# Extracted text
▼▼▼

The calculation of the age of the universe during the last 70 years or so has fluctuated between 10 and 20 billion years.

It is interesting to know that the age of the universe has been mentioned in the Quran. This information is found in the combined significance of the following two verses:

1- The angels and the Ruh ascend unto Him in a day, the measure of which was fifty thousand years. 70:4

This verse refers to the ascent of angels back to heaven after settling all matters of life in the universe.

The verse clearly said a day that "was" and not a day that "is", which clearly indicates that that day was in the past (50,000 years ago).

2- A day with your Lord is like a thousand years of your count. 22:47

With a few simple equations:

If 1 day (for God) = 1000 years (for man)

1 year (for God) = 1000 x 365 (for man)

= 365,000 years

Therefore, 50,000 years (for God) = 365,000 x 50,000 (for man)

= 18.25 billion!

The 50,000 years mentioned in point 1 above are of God's years and not of man's. This is because man was not mentioned at all in that verse, and more importantly because the subject of the verse (creation of the universe) is obviously a matter executed by God and not by man and so, its description is related to God and not to man.

This becomes evident when we compare this verse to other verses that clearly speak of years as related to man's count, such as:

A day which is equivalent to one thousand years of your count. 32:5

As we can see, the age of the universe given in the Quran (18.25 billion years) is older than the age agreed upon by scientists today which is 13.8 billion years.

However, when we look into the methods by which scientists arrived at the age of 13.8 billion years, we can understand why this age is no more than an estimated age. The 13.8 estimation could well be an under estimation for two reasons:

First
:

The quasar that is estimated to be 14 billion light years away, and whose light took 14 billion years to reach us does not necessarily mean that the universe is 14 billion years old for the following reason:
The light that reaches us from that quasar tells us that the quasar has been a quasar for at least 14 billion years. However, it does not tell us the length of time from the Big Bang up to the formation of that quasar! There must have been a period of time after the Big Bang when that quasar did not exist. How long was that period of time? To accurately calculate the age of the universe, this period of time must be added to the 14 billion years, which would mean that the universe is older than 14 billion years.

▲▲▲

# Work to complete
a) Translate this sentence from the age-of-the-universe passage into Spanish: "The calculation of the age of the universe during the last 70 years or so has fluctuated between 10 and 20 billion years."
b) List every chapter-and-verse reference the age-of-the-universe passage cites from the Quran.
c) Write the next part of the age-of-the-universe passage, following on from its final sentence.

Page element annotations

▼▼▼

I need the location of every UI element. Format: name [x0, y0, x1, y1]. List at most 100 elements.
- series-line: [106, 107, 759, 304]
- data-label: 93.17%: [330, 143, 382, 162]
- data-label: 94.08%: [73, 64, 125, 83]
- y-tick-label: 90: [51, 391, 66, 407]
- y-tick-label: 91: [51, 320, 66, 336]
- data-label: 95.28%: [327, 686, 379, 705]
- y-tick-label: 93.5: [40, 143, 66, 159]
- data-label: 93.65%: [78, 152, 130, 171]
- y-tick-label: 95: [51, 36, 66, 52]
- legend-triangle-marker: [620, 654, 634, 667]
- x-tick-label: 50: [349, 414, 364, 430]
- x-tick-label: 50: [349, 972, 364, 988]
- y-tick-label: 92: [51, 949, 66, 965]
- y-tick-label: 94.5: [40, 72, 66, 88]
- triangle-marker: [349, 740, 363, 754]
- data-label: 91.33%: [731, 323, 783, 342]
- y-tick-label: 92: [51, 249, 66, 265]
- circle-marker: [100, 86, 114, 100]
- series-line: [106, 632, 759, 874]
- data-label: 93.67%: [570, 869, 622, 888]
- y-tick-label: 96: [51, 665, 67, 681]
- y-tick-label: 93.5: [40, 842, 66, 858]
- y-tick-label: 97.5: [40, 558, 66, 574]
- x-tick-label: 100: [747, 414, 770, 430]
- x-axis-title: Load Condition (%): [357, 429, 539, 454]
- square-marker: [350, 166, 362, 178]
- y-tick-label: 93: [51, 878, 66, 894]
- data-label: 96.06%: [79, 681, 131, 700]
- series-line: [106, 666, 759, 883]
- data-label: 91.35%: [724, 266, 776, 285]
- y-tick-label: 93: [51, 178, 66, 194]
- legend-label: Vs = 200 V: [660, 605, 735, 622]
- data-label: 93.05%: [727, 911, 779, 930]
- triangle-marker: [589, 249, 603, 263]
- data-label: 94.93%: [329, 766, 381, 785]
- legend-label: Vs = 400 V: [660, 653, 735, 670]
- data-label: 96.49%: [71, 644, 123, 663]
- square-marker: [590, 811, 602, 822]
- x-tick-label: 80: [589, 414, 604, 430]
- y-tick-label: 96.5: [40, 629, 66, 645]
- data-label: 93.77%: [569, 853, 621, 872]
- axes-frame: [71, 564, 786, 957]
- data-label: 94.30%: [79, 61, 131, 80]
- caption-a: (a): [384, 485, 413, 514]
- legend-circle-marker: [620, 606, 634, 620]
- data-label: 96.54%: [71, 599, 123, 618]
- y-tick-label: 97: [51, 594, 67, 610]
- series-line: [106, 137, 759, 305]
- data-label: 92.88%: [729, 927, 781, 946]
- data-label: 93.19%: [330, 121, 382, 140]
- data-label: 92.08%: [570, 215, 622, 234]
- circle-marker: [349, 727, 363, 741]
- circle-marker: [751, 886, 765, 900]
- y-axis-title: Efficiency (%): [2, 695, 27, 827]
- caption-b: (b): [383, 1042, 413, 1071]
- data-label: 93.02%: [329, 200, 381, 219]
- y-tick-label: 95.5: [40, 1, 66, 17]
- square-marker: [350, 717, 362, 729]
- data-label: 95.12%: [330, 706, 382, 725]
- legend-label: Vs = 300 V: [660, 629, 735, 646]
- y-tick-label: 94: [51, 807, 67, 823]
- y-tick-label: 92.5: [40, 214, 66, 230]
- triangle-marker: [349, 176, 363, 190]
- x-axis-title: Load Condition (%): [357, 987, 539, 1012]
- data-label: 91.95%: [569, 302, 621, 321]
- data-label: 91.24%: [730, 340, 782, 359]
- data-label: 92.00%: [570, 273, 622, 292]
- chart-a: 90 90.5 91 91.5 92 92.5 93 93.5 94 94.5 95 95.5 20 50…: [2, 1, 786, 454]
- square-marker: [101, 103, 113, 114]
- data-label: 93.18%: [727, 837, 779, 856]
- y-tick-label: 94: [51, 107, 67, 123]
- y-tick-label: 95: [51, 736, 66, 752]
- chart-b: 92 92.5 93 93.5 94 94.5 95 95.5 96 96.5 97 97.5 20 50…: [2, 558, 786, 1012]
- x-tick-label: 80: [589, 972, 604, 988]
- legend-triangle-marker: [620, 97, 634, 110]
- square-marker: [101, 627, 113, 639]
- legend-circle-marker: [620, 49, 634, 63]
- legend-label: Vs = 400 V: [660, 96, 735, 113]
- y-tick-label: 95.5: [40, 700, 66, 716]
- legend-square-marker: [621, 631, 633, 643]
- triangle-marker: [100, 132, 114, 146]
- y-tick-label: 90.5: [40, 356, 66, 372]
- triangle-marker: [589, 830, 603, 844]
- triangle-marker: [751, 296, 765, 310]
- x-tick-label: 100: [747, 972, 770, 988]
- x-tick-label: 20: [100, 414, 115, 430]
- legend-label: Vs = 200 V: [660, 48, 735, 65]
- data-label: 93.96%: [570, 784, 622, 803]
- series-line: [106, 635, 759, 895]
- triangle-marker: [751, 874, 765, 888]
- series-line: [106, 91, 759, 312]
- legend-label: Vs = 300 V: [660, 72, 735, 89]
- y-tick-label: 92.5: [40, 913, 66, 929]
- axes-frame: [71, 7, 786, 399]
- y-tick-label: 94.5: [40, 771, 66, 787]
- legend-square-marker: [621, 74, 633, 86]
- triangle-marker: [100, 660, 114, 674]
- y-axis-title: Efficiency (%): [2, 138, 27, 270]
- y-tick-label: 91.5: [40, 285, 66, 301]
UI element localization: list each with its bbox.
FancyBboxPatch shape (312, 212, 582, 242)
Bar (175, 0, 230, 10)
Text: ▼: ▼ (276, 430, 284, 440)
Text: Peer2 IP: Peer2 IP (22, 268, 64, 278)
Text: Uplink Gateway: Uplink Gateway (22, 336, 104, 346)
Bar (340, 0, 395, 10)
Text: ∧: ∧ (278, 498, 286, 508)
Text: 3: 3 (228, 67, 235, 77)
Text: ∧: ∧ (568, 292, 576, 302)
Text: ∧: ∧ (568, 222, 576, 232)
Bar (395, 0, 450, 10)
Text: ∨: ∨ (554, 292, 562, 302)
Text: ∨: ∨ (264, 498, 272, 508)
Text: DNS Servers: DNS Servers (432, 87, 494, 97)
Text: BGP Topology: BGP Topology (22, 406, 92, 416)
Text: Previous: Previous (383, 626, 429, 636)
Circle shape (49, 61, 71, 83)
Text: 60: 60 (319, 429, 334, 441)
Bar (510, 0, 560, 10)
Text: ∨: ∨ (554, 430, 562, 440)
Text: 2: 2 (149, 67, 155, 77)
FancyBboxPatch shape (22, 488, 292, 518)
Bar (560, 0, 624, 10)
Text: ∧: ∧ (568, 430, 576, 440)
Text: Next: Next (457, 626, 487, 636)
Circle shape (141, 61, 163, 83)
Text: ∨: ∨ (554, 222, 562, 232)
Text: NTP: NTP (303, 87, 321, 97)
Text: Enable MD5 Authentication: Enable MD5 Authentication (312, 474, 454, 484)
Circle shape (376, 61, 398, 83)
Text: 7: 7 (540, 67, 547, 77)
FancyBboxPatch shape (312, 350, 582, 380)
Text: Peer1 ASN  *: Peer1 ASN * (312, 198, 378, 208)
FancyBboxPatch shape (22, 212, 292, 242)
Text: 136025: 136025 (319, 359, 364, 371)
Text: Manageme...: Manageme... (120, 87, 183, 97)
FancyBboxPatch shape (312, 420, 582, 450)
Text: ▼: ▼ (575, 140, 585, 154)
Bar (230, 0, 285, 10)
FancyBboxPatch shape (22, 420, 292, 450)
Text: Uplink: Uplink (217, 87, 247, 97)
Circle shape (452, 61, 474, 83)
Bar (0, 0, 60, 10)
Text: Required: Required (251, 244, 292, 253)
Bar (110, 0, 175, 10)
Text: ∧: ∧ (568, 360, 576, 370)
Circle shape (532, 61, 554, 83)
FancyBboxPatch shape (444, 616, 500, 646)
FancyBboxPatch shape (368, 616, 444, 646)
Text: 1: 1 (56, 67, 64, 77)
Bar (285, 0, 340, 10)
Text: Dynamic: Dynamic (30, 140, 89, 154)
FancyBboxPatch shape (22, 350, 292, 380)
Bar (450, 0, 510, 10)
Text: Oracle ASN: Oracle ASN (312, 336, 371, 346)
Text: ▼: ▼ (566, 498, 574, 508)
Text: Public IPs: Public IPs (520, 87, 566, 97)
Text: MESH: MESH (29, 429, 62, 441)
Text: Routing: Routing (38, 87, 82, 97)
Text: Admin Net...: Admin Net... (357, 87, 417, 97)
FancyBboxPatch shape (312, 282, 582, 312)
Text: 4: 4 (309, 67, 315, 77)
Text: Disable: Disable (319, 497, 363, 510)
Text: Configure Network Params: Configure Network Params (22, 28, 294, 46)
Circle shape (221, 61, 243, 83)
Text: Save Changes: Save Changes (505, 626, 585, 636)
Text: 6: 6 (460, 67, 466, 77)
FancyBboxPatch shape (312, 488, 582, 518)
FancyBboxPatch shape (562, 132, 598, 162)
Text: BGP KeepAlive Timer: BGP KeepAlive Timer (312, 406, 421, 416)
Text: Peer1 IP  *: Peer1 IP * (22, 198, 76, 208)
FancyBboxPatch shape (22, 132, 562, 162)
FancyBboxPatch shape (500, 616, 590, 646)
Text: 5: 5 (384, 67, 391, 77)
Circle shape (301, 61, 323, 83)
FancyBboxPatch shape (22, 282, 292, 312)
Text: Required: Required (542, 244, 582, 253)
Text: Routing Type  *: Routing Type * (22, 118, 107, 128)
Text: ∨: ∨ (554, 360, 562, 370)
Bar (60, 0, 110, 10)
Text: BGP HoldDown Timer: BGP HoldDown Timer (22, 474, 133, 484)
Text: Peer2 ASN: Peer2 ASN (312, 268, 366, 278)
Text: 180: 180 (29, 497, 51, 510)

▲▲▲

# Answers
a) El cálculo de la edad del universo durante los últimos 70 años aproximadamente ha fluctuado entre 10 y 20 mil millones de años.

b) 70:4, 22:47, 32:5

c)
Second:

Astronomers estimate the age of the universe in two ways:

1- By looking for the oldest and farthest stars, galaxies and quasars.
2- By measuring the rate of expansion of the universe and extrapolating back to the Big Bang.
Both of these methods are based on available observations and are constantly revised with better apparatus and new discoveries.

1- The oldest stars: This method is based on the already detected stars in the observable universe. We can only detect what our instruments allow us to observe and detect. The observable universe has been consistently getting
bigger with the advance in technology and instrumentation. There is no reason to think that this trend will stop in the future. A bigger universe, with farther stars and galaxies means an older universe.

2- The rate of expansion: Even though the rate of expansion of the universe is accelerating, it is dependent on what is called the Hubble constant, whose estimation has been increased a number of times. The Hubble constant is dependent on how much matter is in the universe, as well as the amount of dark energy in the universe. Both of these values are estimations at best.

Multiple Universes

When astronomers discuss the universe, they are always talking about the observable universe. If we go back to the days of the ancient Egyptians five thousand years ago, we find that their understanding of size of the universe was no more than the dome of the sky, covering the earth like the dome in a planetarium. The stars seemed, at the most, some thousands of kilometres away. The Greek astronomers, some two thousand or more years ago, thought of the universe as a sphere but still approximately of the same size.

Copernicus, who believed the sun and not the earth to be the centre of the spherical universe, thought it was much bigger than this, but not until about 170 years ago did anyone really know the distance of even the nearest stars.

Then they found that the distance to stars should be measured in millions of millions of kilometres. Even so, it was still a very small universe, with all the stars being together in one large star island.

It was not until the 1920's that astronomers discovered that our galaxy was only one of millions of others. Only then did astronomers start to appreciate the actual size of the universe.

Astronomers are today debating the issue of whether our universe is the only one in existence.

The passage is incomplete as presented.